Figure record listings

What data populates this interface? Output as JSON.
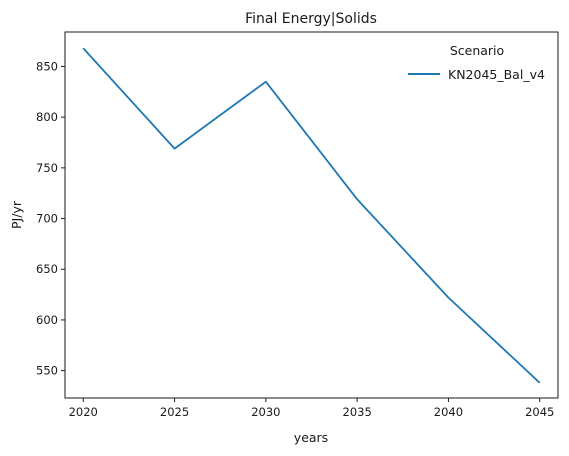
{
  "chart_data": {
    "type": "line",
    "title": "Final Energy|Solids",
    "xlabel": "years",
    "ylabel": "PJ/yr",
    "x": [
      2020,
      2025,
      2030,
      2035,
      2040,
      2045
    ],
    "series": [
      {
        "name": "KN2045_Bal_v4",
        "values": [
          868,
          769,
          835,
          719,
          622,
          538
        ],
        "color": "#1f77b4"
      }
    ],
    "xticks": [
      2020,
      2025,
      2030,
      2035,
      2040,
      2045
    ],
    "yticks": [
      550,
      600,
      650,
      700,
      750,
      800,
      850
    ],
    "xlim": [
      2019,
      2046
    ],
    "ylim": [
      523,
      884
    ],
    "grid": false,
    "legend": {
      "title": "Scenario",
      "placement": "top-right"
    }
  }
}
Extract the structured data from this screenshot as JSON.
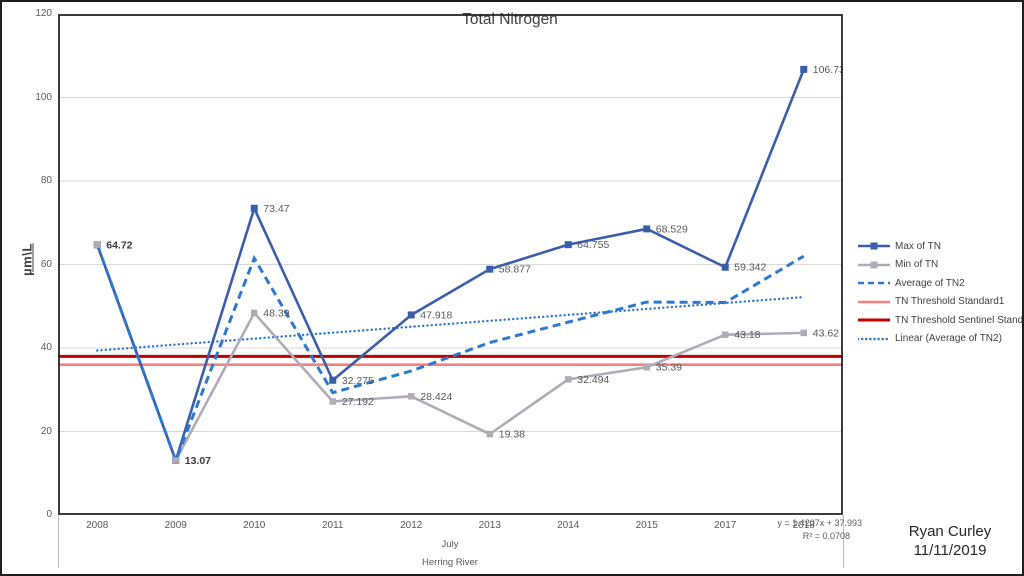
{
  "slide": {
    "author": "Ryan Curley",
    "date": "11/11/2019"
  },
  "chart_data": {
    "type": "line",
    "title": "Total Nitrogen",
    "ylabel": "µm\\L",
    "xlabel_lines": [
      "July",
      "Herring River"
    ],
    "categories": [
      "2008",
      "2009",
      "2010",
      "2011",
      "2012",
      "2013",
      "2014",
      "2015",
      "2017",
      "2018"
    ],
    "ylim": [
      0,
      120
    ],
    "yticks": [
      0,
      20,
      40,
      60,
      80,
      100,
      120
    ],
    "grid": true,
    "legend_position": "right",
    "series": [
      {
        "name": "Max of TN",
        "color": "#3a5ea9",
        "style": "solid",
        "marker": "square",
        "values": [
          64.72,
          13.07,
          73.47,
          32.275,
          47.918,
          58.877,
          64.755,
          68.529,
          59.342,
          106.736883
        ],
        "labels": [
          "64.72",
          "13.07",
          "73.47",
          "32.275",
          "47.918",
          "58.877",
          "64.755",
          "68.529",
          "59.342",
          "106.736883"
        ],
        "label_bold": [
          true,
          true,
          false,
          false,
          false,
          false,
          false,
          false,
          false,
          false
        ]
      },
      {
        "name": "Min of TN",
        "color": "#b1abb7",
        "style": "solid",
        "marker": "square",
        "values": [
          64.72,
          13.07,
          48.39,
          27.192,
          28.424,
          19.38,
          32.494,
          35.39,
          43.18,
          43.62
        ],
        "labels": [
          "",
          "",
          "48.39",
          "27.192",
          "28.424",
          "19.38",
          "32.494",
          "35.39",
          "43.18",
          "43.62"
        ],
        "label_bold": [
          false,
          false,
          false,
          false,
          false,
          false,
          false,
          false,
          false,
          false
        ]
      },
      {
        "name": "Average of TN2",
        "color": "#2e78d2",
        "style": "dashed",
        "marker": "none",
        "values": [
          64.72,
          13.07,
          61.5,
          29.3,
          34.5,
          41.3,
          46.2,
          51.0,
          50.9,
          62.0
        ],
        "labels": [
          "",
          "",
          "",
          "",
          "",
          "",
          "",
          "",
          "",
          ""
        ],
        "label_bold": [
          false,
          false,
          false,
          false,
          false,
          false,
          false,
          false,
          false,
          false
        ]
      }
    ],
    "thresholds": [
      {
        "name": "TN Threshold Standard1",
        "color": "#f88080",
        "value": 36
      },
      {
        "name": "TN Threshold Sentinel Standard",
        "color": "#be0000",
        "value": 38
      }
    ],
    "trendline": {
      "name": "Linear (Average of TN2)",
      "color": "#2e78d2",
      "style": "dotted",
      "start": 39.4,
      "end": 52.2,
      "equation": "y = 1.4207x + 37.993",
      "r2": "R² = 0.0708"
    },
    "legend": [
      {
        "label": "Max of TN",
        "color": "#3a5ea9",
        "swatch": "solid-marker"
      },
      {
        "label": "Min of TN",
        "color": "#b1abb7",
        "swatch": "solid-marker"
      },
      {
        "label": "Average of TN2",
        "color": "#2e78d2",
        "swatch": "dashed"
      },
      {
        "label": "TN Threshold Standard1",
        "color": "#f88080",
        "swatch": "solid-thin"
      },
      {
        "label": "TN Threshold Sentinel Standard",
        "color": "#be0000",
        "swatch": "solid-thick"
      },
      {
        "label": "Linear (Average of TN2)",
        "color": "#2e78d2",
        "swatch": "dotted"
      }
    ]
  }
}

• **Goal**
In your copy of the listing above, reproduce each line exactly and omit all pictures.

• **Task result**
What data populates this interface? Output as JSON.
{
  "chart_data": {
    "type": "line",
    "title": "Final Energy|Solids",
    "xlabel": "years",
    "ylabel": "PJ/yr",
    "x": [
      2020,
      2025,
      2030,
      2035,
      2040,
      2045
    ],
    "series": [
      {
        "name": "KN2045_Bal_v4",
        "values": [
          868,
          769,
          835,
          719,
          622,
          538
        ],
        "color": "#1f77b4"
      }
    ],
    "xticks": [
      2020,
      2025,
      2030,
      2035,
      2040,
      2045
    ],
    "yticks": [
      550,
      600,
      650,
      700,
      750,
      800,
      850
    ],
    "xlim": [
      2019,
      2046
    ],
    "ylim": [
      523,
      884
    ],
    "grid": false,
    "legend": {
      "title": "Scenario",
      "placement": "top-right"
    }
  }
}
Extract the structured data from this screenshot as JSON.
{
  "slide": {
    "author": "Ryan Curley",
    "date": "11/11/2019"
  },
  "chart_data": {
    "type": "line",
    "title": "Total Nitrogen",
    "ylabel": "µm\\L",
    "xlabel_lines": [
      "July",
      "Herring River"
    ],
    "categories": [
      "2008",
      "2009",
      "2010",
      "2011",
      "2012",
      "2013",
      "2014",
      "2015",
      "2017",
      "2018"
    ],
    "ylim": [
      0,
      120
    ],
    "yticks": [
      0,
      20,
      40,
      60,
      80,
      100,
      120
    ],
    "grid": true,
    "legend_position": "right",
    "series": [
      {
        "name": "Max of TN",
        "color": "#3a5ea9",
        "style": "solid",
        "marker": "square",
        "values": [
          64.72,
          13.07,
          73.47,
          32.275,
          47.918,
          58.877,
          64.755,
          68.529,
          59.342,
          106.736883
        ],
        "labels": [
          "64.72",
          "13.07",
          "73.47",
          "32.275",
          "47.918",
          "58.877",
          "64.755",
          "68.529",
          "59.342",
          "106.736883"
        ],
        "label_bold": [
          true,
          true,
          false,
          false,
          false,
          false,
          false,
          false,
          false,
          false
        ]
      },
      {
        "name": "Min of TN",
        "color": "#b1abb7",
        "style": "solid",
        "marker": "square",
        "values": [
          64.72,
          13.07,
          48.39,
          27.192,
          28.424,
          19.38,
          32.494,
          35.39,
          43.18,
          43.62
        ],
        "labels": [
          "",
          "",
          "48.39",
          "27.192",
          "28.424",
          "19.38",
          "32.494",
          "35.39",
          "43.18",
          "43.62"
        ],
        "label_bold": [
          false,
          false,
          false,
          false,
          false,
          false,
          false,
          false,
          false,
          false
        ]
      },
      {
        "name": "Average of TN2",
        "color": "#2e78d2",
        "style": "dashed",
        "marker": "none",
        "values": [
          64.72,
          13.07,
          61.5,
          29.3,
          34.5,
          41.3,
          46.2,
          51.0,
          50.9,
          62.0
        ],
        "labels": [
          "",
          "",
          "",
          "",
          "",
          "",
          "",
          "",
          "",
          ""
        ],
        "label_bold": [
          false,
          false,
          false,
          false,
          false,
          false,
          false,
          false,
          false,
          false
        ]
      }
    ],
    "thresholds": [
      {
        "name": "TN Threshold Standard1",
        "color": "#f88080",
        "value": 36
      },
      {
        "name": "TN Threshold Sentinel Standard",
        "color": "#be0000",
        "value": 38
      }
    ],
    "trendline": {
      "name": "Linear (Average of TN2)",
      "color": "#2e78d2",
      "style": "dotted",
      "start": 39.4,
      "end": 52.2,
      "equation": "y = 1.4207x + 37.993",
      "r2": "R² = 0.0708"
    },
    "legend": [
      {
        "label": "Max of TN",
        "color": "#3a5ea9",
        "swatch": "solid-marker"
      },
      {
        "label": "Min of TN",
        "color": "#b1abb7",
        "swatch": "solid-marker"
      },
      {
        "label": "Average of TN2",
        "color": "#2e78d2",
        "swatch": "dashed"
      },
      {
        "label": "TN Threshold Standard1",
        "color": "#f88080",
        "swatch": "solid-thin"
      },
      {
        "label": "TN Threshold Sentinel Standard",
        "color": "#be0000",
        "swatch": "solid-thick"
      },
      {
        "label": "Linear (Average of TN2)",
        "color": "#2e78d2",
        "swatch": "dotted"
      }
    ]
  }
}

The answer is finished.